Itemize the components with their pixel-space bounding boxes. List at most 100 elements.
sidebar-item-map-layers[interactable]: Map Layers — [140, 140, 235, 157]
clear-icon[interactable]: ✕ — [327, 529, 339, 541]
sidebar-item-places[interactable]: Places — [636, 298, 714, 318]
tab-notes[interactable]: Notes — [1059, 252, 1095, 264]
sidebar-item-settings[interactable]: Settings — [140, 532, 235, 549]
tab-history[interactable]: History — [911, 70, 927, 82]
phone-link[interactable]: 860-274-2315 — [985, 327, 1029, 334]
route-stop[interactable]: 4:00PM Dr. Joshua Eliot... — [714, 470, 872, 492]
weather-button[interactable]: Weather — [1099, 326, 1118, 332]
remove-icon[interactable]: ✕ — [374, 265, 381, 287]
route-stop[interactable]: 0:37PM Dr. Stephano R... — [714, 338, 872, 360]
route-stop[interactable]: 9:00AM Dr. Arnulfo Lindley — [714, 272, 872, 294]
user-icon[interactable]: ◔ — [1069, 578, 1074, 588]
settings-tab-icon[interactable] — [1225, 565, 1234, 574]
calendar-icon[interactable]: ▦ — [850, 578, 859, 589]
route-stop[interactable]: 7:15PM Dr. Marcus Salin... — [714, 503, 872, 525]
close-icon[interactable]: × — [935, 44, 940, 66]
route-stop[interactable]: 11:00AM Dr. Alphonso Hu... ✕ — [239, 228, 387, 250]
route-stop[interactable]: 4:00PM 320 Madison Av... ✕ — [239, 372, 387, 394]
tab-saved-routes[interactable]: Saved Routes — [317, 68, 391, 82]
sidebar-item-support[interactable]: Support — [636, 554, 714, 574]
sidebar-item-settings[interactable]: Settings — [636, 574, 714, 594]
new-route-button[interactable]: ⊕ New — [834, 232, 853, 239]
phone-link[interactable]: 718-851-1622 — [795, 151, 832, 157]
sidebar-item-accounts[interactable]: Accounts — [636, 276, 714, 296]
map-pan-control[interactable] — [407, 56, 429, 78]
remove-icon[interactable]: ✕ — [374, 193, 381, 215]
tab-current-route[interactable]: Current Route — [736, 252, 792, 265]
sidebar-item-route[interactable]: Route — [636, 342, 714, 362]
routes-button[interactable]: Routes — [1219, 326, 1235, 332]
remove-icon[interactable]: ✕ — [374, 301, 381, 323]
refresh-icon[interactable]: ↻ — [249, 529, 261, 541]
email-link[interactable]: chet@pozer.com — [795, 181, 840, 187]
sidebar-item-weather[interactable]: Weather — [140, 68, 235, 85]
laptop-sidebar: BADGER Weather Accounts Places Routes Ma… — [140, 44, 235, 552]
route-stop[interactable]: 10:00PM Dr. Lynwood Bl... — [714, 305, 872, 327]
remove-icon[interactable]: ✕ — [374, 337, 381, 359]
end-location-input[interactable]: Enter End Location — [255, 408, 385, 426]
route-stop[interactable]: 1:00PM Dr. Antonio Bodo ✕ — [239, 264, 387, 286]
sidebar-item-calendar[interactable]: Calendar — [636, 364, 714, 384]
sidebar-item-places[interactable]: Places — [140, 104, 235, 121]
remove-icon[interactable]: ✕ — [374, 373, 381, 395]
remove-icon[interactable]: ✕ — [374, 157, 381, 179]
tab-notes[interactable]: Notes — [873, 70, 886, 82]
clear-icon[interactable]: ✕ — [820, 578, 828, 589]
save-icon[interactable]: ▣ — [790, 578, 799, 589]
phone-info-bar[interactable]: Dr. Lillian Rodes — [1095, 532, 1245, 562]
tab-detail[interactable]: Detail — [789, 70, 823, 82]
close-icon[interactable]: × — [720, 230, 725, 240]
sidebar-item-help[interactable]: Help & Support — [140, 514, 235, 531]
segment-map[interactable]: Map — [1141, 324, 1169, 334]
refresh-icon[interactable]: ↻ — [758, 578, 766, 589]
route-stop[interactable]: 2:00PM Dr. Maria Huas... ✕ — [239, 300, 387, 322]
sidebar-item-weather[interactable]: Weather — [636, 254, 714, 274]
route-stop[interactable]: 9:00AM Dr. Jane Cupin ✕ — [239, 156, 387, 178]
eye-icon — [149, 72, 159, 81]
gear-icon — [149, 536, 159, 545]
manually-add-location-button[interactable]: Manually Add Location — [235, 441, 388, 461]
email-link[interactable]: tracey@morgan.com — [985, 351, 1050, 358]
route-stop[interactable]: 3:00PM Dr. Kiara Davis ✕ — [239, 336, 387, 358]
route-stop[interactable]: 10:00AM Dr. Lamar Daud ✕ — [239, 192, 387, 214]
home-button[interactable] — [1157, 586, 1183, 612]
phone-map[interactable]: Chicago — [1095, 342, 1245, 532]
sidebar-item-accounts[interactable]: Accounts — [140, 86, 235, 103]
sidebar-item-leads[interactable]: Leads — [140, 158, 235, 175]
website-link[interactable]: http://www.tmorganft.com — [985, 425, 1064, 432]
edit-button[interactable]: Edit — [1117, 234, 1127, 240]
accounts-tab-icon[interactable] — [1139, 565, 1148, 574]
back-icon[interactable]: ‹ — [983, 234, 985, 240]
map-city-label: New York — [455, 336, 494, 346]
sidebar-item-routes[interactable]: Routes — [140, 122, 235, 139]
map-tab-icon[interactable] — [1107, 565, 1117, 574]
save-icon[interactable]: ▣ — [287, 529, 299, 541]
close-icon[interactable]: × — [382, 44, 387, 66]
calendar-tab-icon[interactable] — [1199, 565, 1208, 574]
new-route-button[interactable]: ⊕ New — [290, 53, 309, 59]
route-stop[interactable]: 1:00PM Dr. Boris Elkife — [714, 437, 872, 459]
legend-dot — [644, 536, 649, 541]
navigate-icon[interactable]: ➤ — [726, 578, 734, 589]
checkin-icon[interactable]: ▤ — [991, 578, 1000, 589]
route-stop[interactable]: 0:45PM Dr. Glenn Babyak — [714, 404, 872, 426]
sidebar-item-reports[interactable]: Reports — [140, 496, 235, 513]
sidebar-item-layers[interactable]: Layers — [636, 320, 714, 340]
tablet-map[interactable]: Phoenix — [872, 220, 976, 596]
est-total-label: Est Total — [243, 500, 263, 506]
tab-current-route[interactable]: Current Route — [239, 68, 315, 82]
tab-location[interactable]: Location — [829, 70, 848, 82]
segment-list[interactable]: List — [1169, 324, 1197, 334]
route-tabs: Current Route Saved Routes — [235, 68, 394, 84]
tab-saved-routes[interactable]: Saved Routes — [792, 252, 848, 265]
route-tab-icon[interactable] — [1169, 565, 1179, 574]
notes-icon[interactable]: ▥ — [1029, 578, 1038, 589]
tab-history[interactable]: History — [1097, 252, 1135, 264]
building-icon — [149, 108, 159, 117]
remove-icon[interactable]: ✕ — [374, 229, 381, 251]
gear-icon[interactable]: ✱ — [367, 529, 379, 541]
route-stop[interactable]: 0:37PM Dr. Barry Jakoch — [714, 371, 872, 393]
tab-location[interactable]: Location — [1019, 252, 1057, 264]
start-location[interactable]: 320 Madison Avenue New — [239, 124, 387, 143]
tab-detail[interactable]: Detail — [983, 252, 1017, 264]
§ §
To be done
Copy every line of the items above word for word, in the same order.

Answer for this exercise
Itemize the components with their pixel-space bounding boxes. List at most 100 elements.
sidebar-item-map-layers[interactable]: Map Layers — [140, 140, 235, 157]
clear-icon[interactable]: ✕ — [327, 529, 339, 541]
sidebar-item-places[interactable]: Places — [636, 298, 714, 318]
tab-notes[interactable]: Notes — [1059, 252, 1095, 264]
sidebar-item-settings[interactable]: Settings — [140, 532, 235, 549]
tab-history[interactable]: History — [911, 70, 927, 82]
phone-link[interactable]: 860-274-2315 — [985, 327, 1029, 334]
route-stop[interactable]: 4:00PM Dr. Joshua Eliot... — [714, 470, 872, 492]
weather-button[interactable]: Weather — [1099, 326, 1118, 332]
remove-icon[interactable]: ✕ — [374, 265, 381, 287]
route-stop[interactable]: 0:37PM Dr. Stephano R... — [714, 338, 872, 360]
route-stop[interactable]: 9:00AM Dr. Arnulfo Lindley — [714, 272, 872, 294]
user-icon[interactable]: ◔ — [1069, 578, 1074, 588]
settings-tab-icon[interactable] — [1225, 565, 1234, 574]
calendar-icon[interactable]: ▦ — [850, 578, 859, 589]
route-stop[interactable]: 7:15PM Dr. Marcus Salin... — [714, 503, 872, 525]
close-icon[interactable]: × — [935, 44, 940, 66]
route-stop[interactable]: 11:00AM Dr. Alphonso Hu... ✕ — [239, 228, 387, 250]
route-stop[interactable]: 4:00PM 320 Madison Av... ✕ — [239, 372, 387, 394]
tab-saved-routes[interactable]: Saved Routes — [317, 68, 391, 82]
sidebar-item-support[interactable]: Support — [636, 554, 714, 574]
sidebar-item-settings[interactable]: Settings — [636, 574, 714, 594]
new-route-button[interactable]: ⊕ New — [834, 232, 853, 239]
phone-link[interactable]: 718-851-1622 — [795, 151, 832, 157]
sidebar-item-accounts[interactable]: Accounts — [636, 276, 714, 296]
map-pan-control[interactable] — [407, 56, 429, 78]
remove-icon[interactable]: ✕ — [374, 193, 381, 215]
tab-current-route[interactable]: Current Route — [736, 252, 792, 265]
sidebar-item-route[interactable]: Route — [636, 342, 714, 362]
routes-button[interactable]: Routes — [1219, 326, 1235, 332]
remove-icon[interactable]: ✕ — [374, 301, 381, 323]
refresh-icon[interactable]: ↻ — [249, 529, 261, 541]
email-link[interactable]: chet@pozer.com — [795, 181, 840, 187]
sidebar-item-weather[interactable]: Weather — [140, 68, 235, 85]
laptop-sidebar: BADGER Weather Accounts Places Routes Ma… — [140, 44, 235, 552]
route-stop[interactable]: 10:00PM Dr. Lynwood Bl... — [714, 305, 872, 327]
remove-icon[interactable]: ✕ — [374, 337, 381, 359]
end-location-input[interactable]: Enter End Location — [255, 408, 385, 426]
route-stop[interactable]: 1:00PM Dr. Antonio Bodo ✕ — [239, 264, 387, 286]
sidebar-item-calendar[interactable]: Calendar — [636, 364, 714, 384]
sidebar-item-places[interactable]: Places — [140, 104, 235, 121]
remove-icon[interactable]: ✕ — [374, 373, 381, 395]
remove-icon[interactable]: ✕ — [374, 157, 381, 179]
tab-notes[interactable]: Notes — [873, 70, 886, 82]
clear-icon[interactable]: ✕ — [820, 578, 828, 589]
save-icon[interactable]: ▣ — [790, 578, 799, 589]
phone-info-bar[interactable]: Dr. Lillian Rodes — [1095, 532, 1245, 562]
tab-detail[interactable]: Detail — [789, 70, 823, 82]
close-icon[interactable]: × — [720, 230, 725, 240]
sidebar-item-help[interactable]: Help & Support — [140, 514, 235, 531]
segment-map[interactable]: Map — [1141, 324, 1169, 334]
refresh-icon[interactable]: ↻ — [758, 578, 766, 589]
route-stop[interactable]: 2:00PM Dr. Maria Huas... ✕ — [239, 300, 387, 322]
sidebar-item-weather[interactable]: Weather — [636, 254, 714, 274]
route-stop[interactable]: 9:00AM Dr. Jane Cupin ✕ — [239, 156, 387, 178]
eye-icon — [149, 72, 159, 81]
gear-icon — [149, 536, 159, 545]
manually-add-location-button[interactable]: Manually Add Location — [235, 441, 388, 461]
email-link[interactable]: tracey@morgan.com — [985, 351, 1050, 358]
route-stop[interactable]: 3:00PM Dr. Kiara Davis ✕ — [239, 336, 387, 358]
route-stop[interactable]: 10:00AM Dr. Lamar Daud ✕ — [239, 192, 387, 214]
home-button[interactable] — [1157, 586, 1183, 612]
phone-map[interactable]: Chicago — [1095, 342, 1245, 532]
sidebar-item-accounts[interactable]: Accounts — [140, 86, 235, 103]
sidebar-item-leads[interactable]: Leads — [140, 158, 235, 175]
website-link[interactable]: http://www.tmorganft.com — [985, 425, 1064, 432]
edit-button[interactable]: Edit — [1117, 234, 1127, 240]
accounts-tab-icon[interactable] — [1139, 565, 1148, 574]
back-icon[interactable]: ‹ — [983, 234, 985, 240]
map-city-label: New York — [455, 336, 494, 346]
sidebar-item-routes[interactable]: Routes — [140, 122, 235, 139]
map-tab-icon[interactable] — [1107, 565, 1117, 574]
save-icon[interactable]: ▣ — [287, 529, 299, 541]
close-icon[interactable]: × — [382, 44, 387, 66]
calendar-tab-icon[interactable] — [1199, 565, 1208, 574]
new-route-button[interactable]: ⊕ New — [290, 53, 309, 59]
route-stop[interactable]: 1:00PM Dr. Boris Elkife — [714, 437, 872, 459]
legend-dot — [644, 536, 649, 541]
navigate-icon[interactable]: ➤ — [726, 578, 734, 589]
checkin-icon[interactable]: ▤ — [991, 578, 1000, 589]
route-stop[interactable]: 0:45PM Dr. Glenn Babyak — [714, 404, 872, 426]
sidebar-item-reports[interactable]: Reports — [140, 496, 235, 513]
sidebar-item-layers[interactable]: Layers — [636, 320, 714, 340]
tablet-map[interactable]: Phoenix — [872, 220, 976, 596]
est-total-label: Est Total — [243, 500, 263, 506]
tab-current-route[interactable]: Current Route — [239, 68, 315, 82]
tab-location[interactable]: Location — [829, 70, 848, 82]
segment-list[interactable]: List — [1169, 324, 1197, 334]
route-tabs: Current Route Saved Routes — [235, 68, 394, 84]
tab-saved-routes[interactable]: Saved Routes — [792, 252, 848, 265]
route-tab-icon[interactable] — [1169, 565, 1179, 574]
notes-icon[interactable]: ▥ — [1029, 578, 1038, 589]
tab-history[interactable]: History — [1097, 252, 1135, 264]
building-icon — [149, 108, 159, 117]
remove-icon[interactable]: ✕ — [374, 229, 381, 251]
gear-icon[interactable]: ✱ — [367, 529, 379, 541]
route-stop[interactable]: 0:37PM Dr. Barry Jakoch — [714, 371, 872, 393]
tab-location[interactable]: Location — [1019, 252, 1057, 264]
start-location[interactable]: 320 Madison Avenue New — [239, 124, 387, 143]
tab-detail[interactable]: Detail — [983, 252, 1017, 264]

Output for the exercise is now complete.